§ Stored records
--- Begin ---

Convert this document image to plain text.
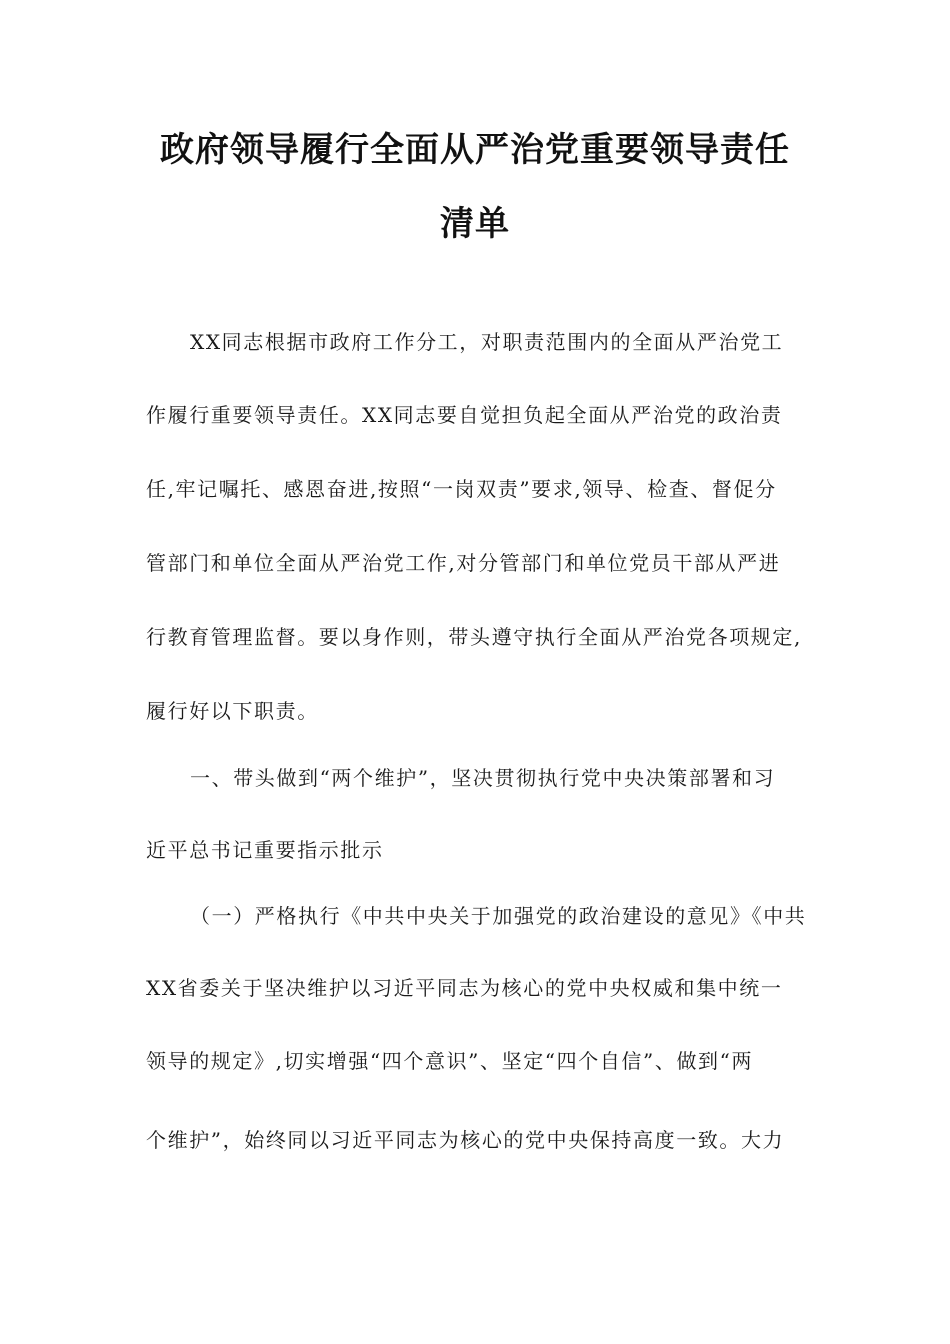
政府领导履行全面从严治党重要领导责任
清单
XX同志根据市政府工作分工，对职责范围内的全面从严治党工
作履行重要领导责任。XX同志要自觉担负起全面从严治党的政治责
任,牢记嘱托、感恩奋进,按照“一岗双责”要求,领导、检查、督促分
管部门和单位全面从严治党工作,对分管部门和单位党员干部从严进
行教育管理监督。要以身作则，带头遵守执行全面从严治党各项规定,
履行好以下职责。
一、带头做到“两个维护”，坚决贯彻执行党中央决策部署和习
近平总书记重要指示批示
（一）严格执行《中共中央关于加强党的政治建设的意见》《中共
XX省委关于坚决维护以习近平同志为核心的党中央权威和集中统一
领导的规定》,切实增强“四个意识”、坚定“四个自信”、做到“两
个维护”，始终同以习近平同志为核心的党中央保持高度一致。大力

--- End ---

Extract the full listing exactly, with the pictures left out.

§ PROBLEM SOLUTION
Convert this document image to plain text.
政府领导履行全面从严治党重要领导责任
清单
XX同志根据市政府工作分工，对职责范围内的全面从严治党工
作履行重要领导责任。XX同志要自觉担负起全面从严治党的政治责
任,牢记嘱托、感恩奋进,按照“一岗双责”要求,领导、检查、督促分
管部门和单位全面从严治党工作,对分管部门和单位党员干部从严进
行教育管理监督。要以身作则，带头遵守执行全面从严治党各项规定,
履行好以下职责。
一、带头做到“两个维护”，坚决贯彻执行党中央决策部署和习
近平总书记重要指示批示
（一）严格执行《中共中央关于加强党的政治建设的意见》《中共
XX省委关于坚决维护以习近平同志为核心的党中央权威和集中统一
领导的规定》,切实增强“四个意识”、坚定“四个自信”、做到“两
个维护”，始终同以习近平同志为核心的党中央保持高度一致。大力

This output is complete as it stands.